◆ TO DO ◆
Leave out the images and repeat the listing below without a single change.

Dataset items
** Begin **

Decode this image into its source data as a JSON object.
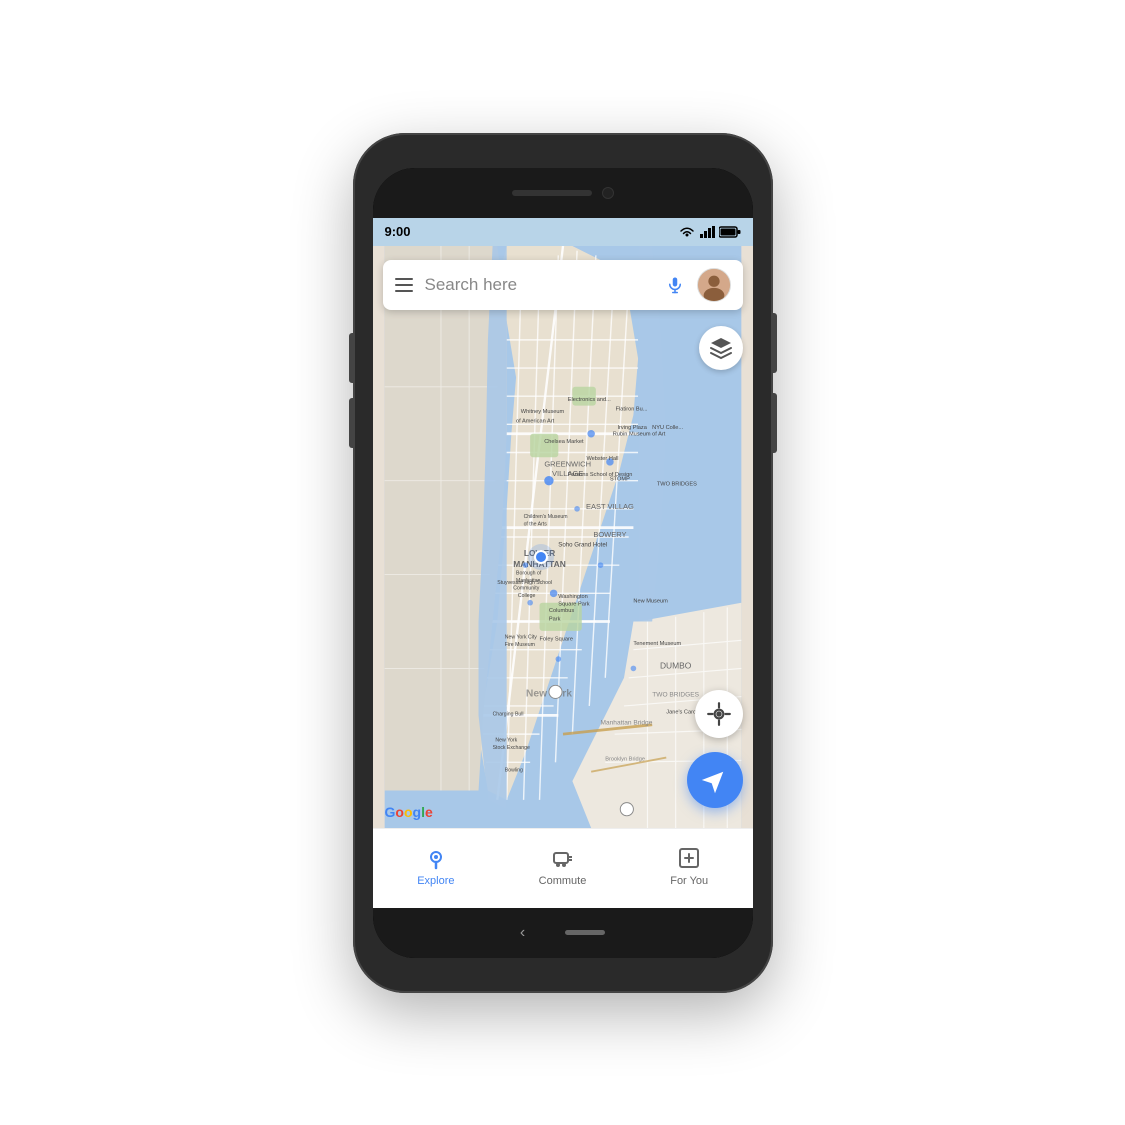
{
  "phone": {
    "status_bar": {
      "time": "9:00",
      "wifi": true,
      "signal_bars": 3,
      "battery": "full"
    },
    "search_bar": {
      "placeholder": "Search here",
      "hamburger_label": "Menu",
      "mic_label": "Voice search",
      "avatar_label": "User account"
    },
    "map": {
      "location_name": "New York",
      "layers_label": "Map layers",
      "location_btn_label": "My location",
      "navigate_fab_label": "Navigate"
    },
    "google_logo": "Google",
    "bottom_nav": {
      "items": [
        {
          "id": "explore",
          "label": "Explore",
          "active": true
        },
        {
          "id": "commute",
          "label": "Commute",
          "active": false
        },
        {
          "id": "for-you",
          "label": "For You",
          "active": false
        }
      ]
    },
    "system_nav": {
      "back": "‹"
    }
  }
}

** End **

◆ FINAL RESULT ◆
Decode this image into its source data as a JSON object.
{
  "phone": {
    "status_bar": {
      "time": "9:00",
      "wifi": true,
      "signal_bars": 3,
      "battery": "full"
    },
    "search_bar": {
      "placeholder": "Search here",
      "hamburger_label": "Menu",
      "mic_label": "Voice search",
      "avatar_label": "User account"
    },
    "map": {
      "location_name": "New York",
      "layers_label": "Map layers",
      "location_btn_label": "My location",
      "navigate_fab_label": "Navigate"
    },
    "google_logo": "Google",
    "bottom_nav": {
      "items": [
        {
          "id": "explore",
          "label": "Explore",
          "active": true
        },
        {
          "id": "commute",
          "label": "Commute",
          "active": false
        },
        {
          "id": "for-you",
          "label": "For You",
          "active": false
        }
      ]
    },
    "system_nav": {
      "back": "‹"
    }
  }
}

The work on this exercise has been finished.